Data entries:
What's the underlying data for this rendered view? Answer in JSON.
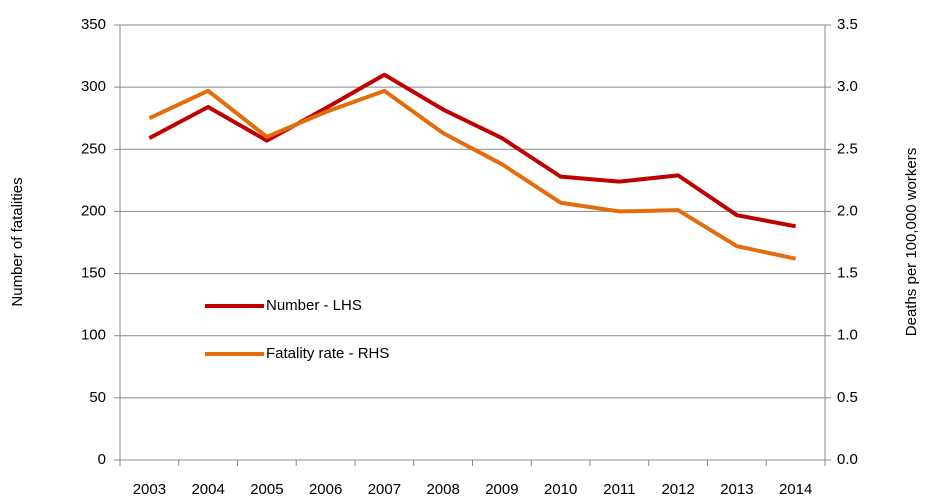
{
  "chart_data": {
    "type": "line",
    "y_label": "Number of fatalities",
    "y2_label": "Deaths per 100,000 workers",
    "categories": [
      "2003",
      "2004",
      "2005",
      "2006",
      "2007",
      "2008",
      "2009",
      "2010",
      "2011",
      "2012",
      "2013",
      "2014"
    ],
    "series": [
      {
        "name": "Number - LHS",
        "color": "#c00000",
        "values": [
          259,
          284,
          257,
          283,
          310,
          282,
          259,
          228,
          224,
          229,
          197,
          188
        ]
      },
      {
        "name": "Fatality rate - RHS",
        "color": "#e46c0a",
        "axis": "y2",
        "values": [
          2.75,
          2.97,
          2.6,
          2.8,
          2.97,
          2.63,
          2.38,
          2.07,
          2.0,
          2.01,
          1.72,
          1.62
        ]
      }
    ],
    "ylim": [
      0,
      350
    ],
    "yticks": [
      0,
      50,
      100,
      150,
      200,
      250,
      300,
      350
    ],
    "y2lim": [
      0,
      3.5
    ],
    "y2ticks": [
      {
        "value": 0,
        "label": "0.0"
      },
      0.5,
      {
        "value": 1,
        "label": "1.0"
      },
      1.5,
      {
        "value": 2,
        "label": "2.0"
      },
      2.5,
      {
        "value": 3,
        "label": "3.0"
      },
      3.5
    ],
    "grid": true
  }
}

Instruction:
Repeat the material above word for word and skip every image in it.

Solved problem:
What's the underlying data for this rendered view? Answer in JSON.
{
  "chart_data": {
    "type": "line",
    "y_label": "Number of fatalities",
    "y2_label": "Deaths per 100,000 workers",
    "categories": [
      "2003",
      "2004",
      "2005",
      "2006",
      "2007",
      "2008",
      "2009",
      "2010",
      "2011",
      "2012",
      "2013",
      "2014"
    ],
    "series": [
      {
        "name": "Number - LHS",
        "color": "#c00000",
        "values": [
          259,
          284,
          257,
          283,
          310,
          282,
          259,
          228,
          224,
          229,
          197,
          188
        ]
      },
      {
        "name": "Fatality rate - RHS",
        "color": "#e46c0a",
        "axis": "y2",
        "values": [
          2.75,
          2.97,
          2.6,
          2.8,
          2.97,
          2.63,
          2.38,
          2.07,
          2.0,
          2.01,
          1.72,
          1.62
        ]
      }
    ],
    "ylim": [
      0,
      350
    ],
    "yticks": [
      0,
      50,
      100,
      150,
      200,
      250,
      300,
      350
    ],
    "y2lim": [
      0,
      3.5
    ],
    "y2ticks": [
      {
        "value": 0,
        "label": "0.0"
      },
      0.5,
      {
        "value": 1,
        "label": "1.0"
      },
      1.5,
      {
        "value": 2,
        "label": "2.0"
      },
      2.5,
      {
        "value": 3,
        "label": "3.0"
      },
      3.5
    ],
    "grid": true
  }
}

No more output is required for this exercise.